УСЛОВИЕ ЗАДАНИЯ – Какие строки материала ниже содержат слово «scrollbar»? Верните каждую такую строку целиком.
----
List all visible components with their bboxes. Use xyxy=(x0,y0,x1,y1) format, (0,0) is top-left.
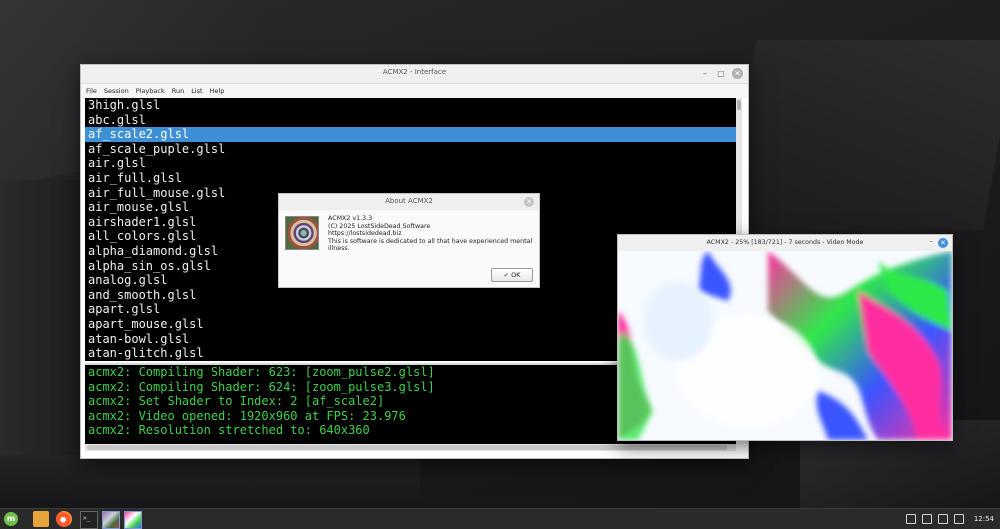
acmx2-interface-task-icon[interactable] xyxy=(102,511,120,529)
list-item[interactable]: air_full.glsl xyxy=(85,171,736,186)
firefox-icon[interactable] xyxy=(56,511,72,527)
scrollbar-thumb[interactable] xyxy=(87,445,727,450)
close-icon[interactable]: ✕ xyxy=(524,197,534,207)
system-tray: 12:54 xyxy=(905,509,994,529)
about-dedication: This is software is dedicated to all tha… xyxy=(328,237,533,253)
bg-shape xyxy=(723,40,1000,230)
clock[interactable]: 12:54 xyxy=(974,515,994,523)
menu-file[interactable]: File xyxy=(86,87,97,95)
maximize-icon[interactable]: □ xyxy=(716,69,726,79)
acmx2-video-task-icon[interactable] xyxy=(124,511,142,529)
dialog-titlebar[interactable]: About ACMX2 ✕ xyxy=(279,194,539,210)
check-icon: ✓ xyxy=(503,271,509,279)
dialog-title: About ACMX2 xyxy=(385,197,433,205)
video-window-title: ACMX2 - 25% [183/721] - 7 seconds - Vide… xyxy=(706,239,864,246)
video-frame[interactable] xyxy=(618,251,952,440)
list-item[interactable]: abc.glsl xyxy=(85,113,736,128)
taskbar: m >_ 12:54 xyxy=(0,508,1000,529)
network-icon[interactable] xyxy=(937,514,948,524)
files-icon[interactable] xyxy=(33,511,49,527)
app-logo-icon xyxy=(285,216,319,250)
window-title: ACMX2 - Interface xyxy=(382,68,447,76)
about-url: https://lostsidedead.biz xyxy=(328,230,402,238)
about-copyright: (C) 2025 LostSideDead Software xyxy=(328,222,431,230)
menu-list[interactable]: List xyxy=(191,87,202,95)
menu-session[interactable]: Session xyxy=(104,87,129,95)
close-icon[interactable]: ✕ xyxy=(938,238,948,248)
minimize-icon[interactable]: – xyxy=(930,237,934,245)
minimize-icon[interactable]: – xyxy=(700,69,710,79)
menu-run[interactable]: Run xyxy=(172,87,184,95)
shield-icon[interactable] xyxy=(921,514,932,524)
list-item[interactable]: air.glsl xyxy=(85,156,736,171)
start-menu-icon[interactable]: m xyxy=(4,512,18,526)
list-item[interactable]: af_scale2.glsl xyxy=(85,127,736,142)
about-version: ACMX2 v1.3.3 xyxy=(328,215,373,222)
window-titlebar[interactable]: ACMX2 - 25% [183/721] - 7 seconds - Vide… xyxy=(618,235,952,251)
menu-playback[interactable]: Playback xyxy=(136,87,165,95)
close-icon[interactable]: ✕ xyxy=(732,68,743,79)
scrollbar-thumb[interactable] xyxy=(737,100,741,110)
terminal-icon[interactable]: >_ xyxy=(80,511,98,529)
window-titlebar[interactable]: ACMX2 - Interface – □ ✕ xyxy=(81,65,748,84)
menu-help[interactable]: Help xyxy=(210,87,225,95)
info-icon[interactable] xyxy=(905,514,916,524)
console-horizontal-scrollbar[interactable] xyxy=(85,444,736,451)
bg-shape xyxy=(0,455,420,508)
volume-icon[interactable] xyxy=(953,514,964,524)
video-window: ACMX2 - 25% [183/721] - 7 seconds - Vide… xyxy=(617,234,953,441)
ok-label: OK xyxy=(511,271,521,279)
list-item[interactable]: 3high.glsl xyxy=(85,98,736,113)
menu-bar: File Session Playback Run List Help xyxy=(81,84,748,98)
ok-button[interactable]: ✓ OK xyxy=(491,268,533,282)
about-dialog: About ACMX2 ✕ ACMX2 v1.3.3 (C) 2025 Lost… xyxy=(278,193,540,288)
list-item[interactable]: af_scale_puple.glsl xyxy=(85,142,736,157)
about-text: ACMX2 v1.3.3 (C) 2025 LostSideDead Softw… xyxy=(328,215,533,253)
----
РЕШЕНИЕ ЗАДАЧИ –
scrollbar-thumb[interactable] xyxy=(87,445,727,450)
scrollbar-thumb[interactable] xyxy=(737,100,741,110)
console-horizontal-scrollbar[interactable] xyxy=(85,444,736,451)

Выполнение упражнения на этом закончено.